● Given problem: Below are the entries; state how many of their lines contain the string "приказа", and nothing more.

● Data supplied:
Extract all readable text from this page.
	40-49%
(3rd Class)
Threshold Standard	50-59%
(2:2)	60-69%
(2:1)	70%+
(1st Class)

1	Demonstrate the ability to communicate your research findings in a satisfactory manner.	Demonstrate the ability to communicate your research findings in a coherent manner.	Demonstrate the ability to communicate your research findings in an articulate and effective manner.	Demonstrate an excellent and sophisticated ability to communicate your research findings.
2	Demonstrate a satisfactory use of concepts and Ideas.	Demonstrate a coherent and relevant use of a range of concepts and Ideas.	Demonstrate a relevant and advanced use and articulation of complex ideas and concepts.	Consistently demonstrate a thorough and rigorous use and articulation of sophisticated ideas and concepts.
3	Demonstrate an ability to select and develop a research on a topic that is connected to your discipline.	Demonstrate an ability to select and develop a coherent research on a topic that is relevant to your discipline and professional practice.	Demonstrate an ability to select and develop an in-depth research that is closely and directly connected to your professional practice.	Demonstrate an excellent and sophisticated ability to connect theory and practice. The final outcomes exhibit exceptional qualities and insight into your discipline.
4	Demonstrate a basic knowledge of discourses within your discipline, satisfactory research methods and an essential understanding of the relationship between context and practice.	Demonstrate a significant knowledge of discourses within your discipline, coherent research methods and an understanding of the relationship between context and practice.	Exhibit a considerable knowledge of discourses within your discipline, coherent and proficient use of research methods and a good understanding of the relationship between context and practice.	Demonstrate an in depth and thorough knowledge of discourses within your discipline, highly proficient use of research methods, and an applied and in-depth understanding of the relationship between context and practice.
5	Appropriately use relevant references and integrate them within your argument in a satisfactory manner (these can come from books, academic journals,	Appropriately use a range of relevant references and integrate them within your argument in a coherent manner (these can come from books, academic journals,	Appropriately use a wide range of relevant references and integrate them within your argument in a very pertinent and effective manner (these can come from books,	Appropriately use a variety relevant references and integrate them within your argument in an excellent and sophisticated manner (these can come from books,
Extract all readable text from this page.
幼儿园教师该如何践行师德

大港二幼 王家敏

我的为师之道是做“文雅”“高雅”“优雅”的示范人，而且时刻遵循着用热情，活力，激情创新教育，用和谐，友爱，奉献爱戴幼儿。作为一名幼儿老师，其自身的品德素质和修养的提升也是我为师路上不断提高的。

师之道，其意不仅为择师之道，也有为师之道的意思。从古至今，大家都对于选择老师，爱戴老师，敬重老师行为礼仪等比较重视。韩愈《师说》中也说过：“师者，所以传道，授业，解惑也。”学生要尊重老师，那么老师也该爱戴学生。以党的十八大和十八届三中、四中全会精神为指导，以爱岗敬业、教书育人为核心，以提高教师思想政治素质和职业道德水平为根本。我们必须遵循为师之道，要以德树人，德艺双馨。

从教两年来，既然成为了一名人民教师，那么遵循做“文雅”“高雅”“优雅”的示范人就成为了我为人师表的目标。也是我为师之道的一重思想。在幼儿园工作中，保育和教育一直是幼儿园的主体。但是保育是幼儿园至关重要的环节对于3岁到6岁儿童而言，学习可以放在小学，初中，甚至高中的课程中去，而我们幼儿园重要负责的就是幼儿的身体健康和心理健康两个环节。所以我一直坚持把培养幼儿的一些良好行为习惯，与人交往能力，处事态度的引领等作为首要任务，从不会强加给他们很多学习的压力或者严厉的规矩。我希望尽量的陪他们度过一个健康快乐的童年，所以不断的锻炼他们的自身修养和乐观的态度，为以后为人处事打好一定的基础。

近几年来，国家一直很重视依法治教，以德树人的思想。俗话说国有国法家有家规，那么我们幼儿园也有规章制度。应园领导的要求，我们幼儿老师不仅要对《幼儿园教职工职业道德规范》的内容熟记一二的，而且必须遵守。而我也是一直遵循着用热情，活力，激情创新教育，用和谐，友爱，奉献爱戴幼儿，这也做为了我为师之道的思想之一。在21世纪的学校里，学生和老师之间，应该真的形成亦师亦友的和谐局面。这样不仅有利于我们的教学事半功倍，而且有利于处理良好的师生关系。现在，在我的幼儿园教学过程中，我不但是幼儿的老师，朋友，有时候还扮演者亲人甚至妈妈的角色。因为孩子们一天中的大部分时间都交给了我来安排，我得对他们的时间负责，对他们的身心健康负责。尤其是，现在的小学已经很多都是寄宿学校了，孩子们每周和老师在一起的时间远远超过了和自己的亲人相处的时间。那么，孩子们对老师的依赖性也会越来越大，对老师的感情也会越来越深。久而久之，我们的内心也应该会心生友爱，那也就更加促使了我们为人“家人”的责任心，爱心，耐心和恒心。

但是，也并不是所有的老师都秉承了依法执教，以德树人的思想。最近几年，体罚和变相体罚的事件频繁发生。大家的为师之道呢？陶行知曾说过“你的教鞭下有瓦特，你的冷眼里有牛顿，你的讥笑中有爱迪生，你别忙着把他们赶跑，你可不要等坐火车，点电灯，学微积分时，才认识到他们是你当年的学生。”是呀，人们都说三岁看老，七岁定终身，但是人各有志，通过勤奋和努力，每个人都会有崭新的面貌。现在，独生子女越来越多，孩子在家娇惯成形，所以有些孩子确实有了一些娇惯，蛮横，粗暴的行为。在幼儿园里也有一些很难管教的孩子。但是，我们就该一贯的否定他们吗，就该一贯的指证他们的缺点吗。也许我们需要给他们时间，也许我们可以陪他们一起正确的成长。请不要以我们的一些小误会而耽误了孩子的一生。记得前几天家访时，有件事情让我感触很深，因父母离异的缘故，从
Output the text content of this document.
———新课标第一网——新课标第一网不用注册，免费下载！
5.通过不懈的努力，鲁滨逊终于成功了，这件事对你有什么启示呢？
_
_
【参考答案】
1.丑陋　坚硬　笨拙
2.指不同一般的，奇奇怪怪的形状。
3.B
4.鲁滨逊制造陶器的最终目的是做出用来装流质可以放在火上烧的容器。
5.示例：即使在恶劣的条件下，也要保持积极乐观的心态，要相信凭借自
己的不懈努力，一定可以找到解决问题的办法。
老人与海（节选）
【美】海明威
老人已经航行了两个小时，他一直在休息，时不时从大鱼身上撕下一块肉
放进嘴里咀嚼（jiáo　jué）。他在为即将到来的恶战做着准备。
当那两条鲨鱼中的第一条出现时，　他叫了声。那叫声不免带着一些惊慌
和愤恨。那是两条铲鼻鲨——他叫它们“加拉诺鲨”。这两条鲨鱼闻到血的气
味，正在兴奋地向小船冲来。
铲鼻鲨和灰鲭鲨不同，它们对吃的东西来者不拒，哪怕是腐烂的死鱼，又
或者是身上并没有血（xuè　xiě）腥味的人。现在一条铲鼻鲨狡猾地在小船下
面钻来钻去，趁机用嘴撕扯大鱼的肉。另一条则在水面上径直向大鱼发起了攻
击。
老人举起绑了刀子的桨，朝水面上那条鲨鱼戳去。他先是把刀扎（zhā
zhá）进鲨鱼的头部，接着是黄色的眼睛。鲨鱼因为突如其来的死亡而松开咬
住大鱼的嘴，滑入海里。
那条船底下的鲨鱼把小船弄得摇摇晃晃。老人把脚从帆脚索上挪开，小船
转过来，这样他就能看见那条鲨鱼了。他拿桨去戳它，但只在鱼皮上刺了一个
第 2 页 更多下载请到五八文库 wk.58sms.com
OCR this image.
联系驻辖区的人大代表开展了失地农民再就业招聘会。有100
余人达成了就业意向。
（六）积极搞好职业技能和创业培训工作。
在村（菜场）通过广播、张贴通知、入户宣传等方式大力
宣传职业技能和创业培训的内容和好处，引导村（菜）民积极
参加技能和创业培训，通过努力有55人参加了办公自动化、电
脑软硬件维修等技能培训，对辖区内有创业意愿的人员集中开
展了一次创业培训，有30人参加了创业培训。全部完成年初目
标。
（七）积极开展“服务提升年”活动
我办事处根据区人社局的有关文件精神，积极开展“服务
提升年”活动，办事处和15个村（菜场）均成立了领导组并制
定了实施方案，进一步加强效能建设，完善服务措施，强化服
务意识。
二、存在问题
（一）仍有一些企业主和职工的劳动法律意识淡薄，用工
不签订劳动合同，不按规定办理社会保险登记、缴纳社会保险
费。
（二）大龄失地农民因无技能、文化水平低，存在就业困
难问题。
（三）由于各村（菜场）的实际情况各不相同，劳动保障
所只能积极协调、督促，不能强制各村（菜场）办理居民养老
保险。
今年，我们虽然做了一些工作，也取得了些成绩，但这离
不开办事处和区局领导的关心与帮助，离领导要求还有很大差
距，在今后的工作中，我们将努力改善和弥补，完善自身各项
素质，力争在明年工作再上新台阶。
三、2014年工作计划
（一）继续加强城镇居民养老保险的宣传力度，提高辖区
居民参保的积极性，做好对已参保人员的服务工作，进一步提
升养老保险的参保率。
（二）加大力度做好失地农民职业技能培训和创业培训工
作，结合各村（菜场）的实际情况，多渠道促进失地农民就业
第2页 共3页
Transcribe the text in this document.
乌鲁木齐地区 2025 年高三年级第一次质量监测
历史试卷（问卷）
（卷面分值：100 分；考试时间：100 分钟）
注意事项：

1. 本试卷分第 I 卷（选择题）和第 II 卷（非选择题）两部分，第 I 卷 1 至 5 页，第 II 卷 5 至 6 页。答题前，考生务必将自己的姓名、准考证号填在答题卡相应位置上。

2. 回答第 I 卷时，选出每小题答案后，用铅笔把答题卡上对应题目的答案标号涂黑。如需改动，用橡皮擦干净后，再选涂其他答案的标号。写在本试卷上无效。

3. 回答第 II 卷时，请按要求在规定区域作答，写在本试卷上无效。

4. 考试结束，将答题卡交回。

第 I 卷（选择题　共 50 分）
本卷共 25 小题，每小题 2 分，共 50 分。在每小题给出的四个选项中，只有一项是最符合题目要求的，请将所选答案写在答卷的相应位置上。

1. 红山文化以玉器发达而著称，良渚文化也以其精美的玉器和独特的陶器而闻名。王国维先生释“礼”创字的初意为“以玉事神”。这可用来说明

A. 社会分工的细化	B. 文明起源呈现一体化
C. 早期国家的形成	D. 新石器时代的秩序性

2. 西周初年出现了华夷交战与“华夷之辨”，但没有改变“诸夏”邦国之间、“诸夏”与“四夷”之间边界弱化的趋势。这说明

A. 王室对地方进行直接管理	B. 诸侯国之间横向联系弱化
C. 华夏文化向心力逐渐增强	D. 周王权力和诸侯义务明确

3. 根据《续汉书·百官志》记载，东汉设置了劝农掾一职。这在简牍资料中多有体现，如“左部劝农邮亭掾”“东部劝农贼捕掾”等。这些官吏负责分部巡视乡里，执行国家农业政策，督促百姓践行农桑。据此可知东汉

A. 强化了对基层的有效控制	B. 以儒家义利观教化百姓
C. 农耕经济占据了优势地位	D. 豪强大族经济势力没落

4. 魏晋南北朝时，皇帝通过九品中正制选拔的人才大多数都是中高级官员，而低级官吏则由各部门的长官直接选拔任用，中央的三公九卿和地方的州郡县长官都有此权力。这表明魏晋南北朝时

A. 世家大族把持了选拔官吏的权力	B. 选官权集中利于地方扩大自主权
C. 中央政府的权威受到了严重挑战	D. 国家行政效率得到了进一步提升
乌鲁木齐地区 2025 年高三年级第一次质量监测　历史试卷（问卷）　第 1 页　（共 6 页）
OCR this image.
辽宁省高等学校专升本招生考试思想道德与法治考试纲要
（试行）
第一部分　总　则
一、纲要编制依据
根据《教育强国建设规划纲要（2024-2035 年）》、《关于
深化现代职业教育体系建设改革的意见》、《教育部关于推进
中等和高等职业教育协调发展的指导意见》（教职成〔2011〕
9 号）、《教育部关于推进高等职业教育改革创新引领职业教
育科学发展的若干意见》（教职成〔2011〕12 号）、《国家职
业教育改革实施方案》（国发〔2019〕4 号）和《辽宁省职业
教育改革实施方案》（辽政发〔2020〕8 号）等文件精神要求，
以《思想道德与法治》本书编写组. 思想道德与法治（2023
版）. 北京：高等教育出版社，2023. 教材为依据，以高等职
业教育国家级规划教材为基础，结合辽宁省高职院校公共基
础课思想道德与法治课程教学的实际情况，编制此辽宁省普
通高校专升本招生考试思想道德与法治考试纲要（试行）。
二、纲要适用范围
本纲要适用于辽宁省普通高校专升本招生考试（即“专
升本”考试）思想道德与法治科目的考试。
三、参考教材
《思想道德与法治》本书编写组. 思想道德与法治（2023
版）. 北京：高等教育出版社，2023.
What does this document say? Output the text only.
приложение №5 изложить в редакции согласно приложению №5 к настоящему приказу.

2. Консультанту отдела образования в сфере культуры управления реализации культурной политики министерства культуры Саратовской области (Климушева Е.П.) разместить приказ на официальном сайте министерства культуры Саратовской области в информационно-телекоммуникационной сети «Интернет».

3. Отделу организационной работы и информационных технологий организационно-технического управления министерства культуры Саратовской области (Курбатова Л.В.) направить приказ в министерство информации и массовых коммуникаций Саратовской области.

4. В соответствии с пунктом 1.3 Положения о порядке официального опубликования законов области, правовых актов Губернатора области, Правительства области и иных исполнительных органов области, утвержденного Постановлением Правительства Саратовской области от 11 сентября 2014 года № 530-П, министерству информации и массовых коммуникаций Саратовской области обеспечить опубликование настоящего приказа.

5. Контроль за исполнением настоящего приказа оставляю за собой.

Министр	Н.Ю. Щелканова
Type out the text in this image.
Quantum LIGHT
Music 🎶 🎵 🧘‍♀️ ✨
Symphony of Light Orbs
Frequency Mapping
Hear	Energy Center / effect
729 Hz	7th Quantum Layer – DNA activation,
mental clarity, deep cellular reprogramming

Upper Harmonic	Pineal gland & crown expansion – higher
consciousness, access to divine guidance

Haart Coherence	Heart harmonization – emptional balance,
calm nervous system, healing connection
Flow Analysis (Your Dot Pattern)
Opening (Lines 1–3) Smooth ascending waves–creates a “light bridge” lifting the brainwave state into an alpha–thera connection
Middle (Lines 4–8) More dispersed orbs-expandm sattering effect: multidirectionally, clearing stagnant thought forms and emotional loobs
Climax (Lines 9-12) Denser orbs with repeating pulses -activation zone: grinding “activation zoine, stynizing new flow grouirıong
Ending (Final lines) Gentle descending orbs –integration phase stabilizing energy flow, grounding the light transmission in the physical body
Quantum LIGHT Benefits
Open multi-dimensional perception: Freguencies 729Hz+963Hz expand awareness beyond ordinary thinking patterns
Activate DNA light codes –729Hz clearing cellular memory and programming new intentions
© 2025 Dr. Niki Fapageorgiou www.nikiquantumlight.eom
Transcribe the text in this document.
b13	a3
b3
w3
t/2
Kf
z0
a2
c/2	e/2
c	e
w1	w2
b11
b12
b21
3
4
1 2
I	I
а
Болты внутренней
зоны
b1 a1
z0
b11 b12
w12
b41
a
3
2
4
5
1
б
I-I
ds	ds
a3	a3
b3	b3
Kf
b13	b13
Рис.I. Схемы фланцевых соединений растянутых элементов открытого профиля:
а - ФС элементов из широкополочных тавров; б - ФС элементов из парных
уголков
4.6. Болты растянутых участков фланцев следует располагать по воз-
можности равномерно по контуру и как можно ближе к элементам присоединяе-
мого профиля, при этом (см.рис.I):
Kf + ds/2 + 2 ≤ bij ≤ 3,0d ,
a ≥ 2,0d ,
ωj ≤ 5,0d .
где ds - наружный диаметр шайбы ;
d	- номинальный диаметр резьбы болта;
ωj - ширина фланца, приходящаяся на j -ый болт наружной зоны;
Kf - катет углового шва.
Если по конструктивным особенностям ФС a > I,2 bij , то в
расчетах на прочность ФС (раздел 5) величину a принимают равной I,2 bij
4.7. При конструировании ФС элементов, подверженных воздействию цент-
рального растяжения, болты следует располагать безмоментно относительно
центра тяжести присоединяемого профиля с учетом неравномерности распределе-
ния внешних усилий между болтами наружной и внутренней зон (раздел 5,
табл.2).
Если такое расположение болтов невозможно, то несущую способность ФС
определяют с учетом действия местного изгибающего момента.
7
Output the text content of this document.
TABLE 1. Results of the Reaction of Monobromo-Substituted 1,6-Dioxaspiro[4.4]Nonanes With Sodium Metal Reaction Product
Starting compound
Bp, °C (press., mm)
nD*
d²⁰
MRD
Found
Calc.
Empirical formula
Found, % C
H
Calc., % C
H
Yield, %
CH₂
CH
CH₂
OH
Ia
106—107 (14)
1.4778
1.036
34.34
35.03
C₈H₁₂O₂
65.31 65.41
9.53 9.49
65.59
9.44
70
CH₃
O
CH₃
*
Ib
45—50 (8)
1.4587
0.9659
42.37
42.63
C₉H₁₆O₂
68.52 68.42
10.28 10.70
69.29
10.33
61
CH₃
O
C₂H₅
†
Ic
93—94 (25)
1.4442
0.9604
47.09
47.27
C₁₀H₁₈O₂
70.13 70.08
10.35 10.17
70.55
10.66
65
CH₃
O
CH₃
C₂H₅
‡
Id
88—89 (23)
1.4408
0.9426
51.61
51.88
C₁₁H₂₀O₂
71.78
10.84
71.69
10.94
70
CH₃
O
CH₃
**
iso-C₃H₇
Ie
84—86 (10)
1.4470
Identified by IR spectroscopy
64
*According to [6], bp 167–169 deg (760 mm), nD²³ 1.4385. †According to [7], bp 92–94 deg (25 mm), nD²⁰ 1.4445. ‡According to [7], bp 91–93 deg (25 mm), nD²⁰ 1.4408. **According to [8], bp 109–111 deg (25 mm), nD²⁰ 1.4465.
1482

● Answer below: 2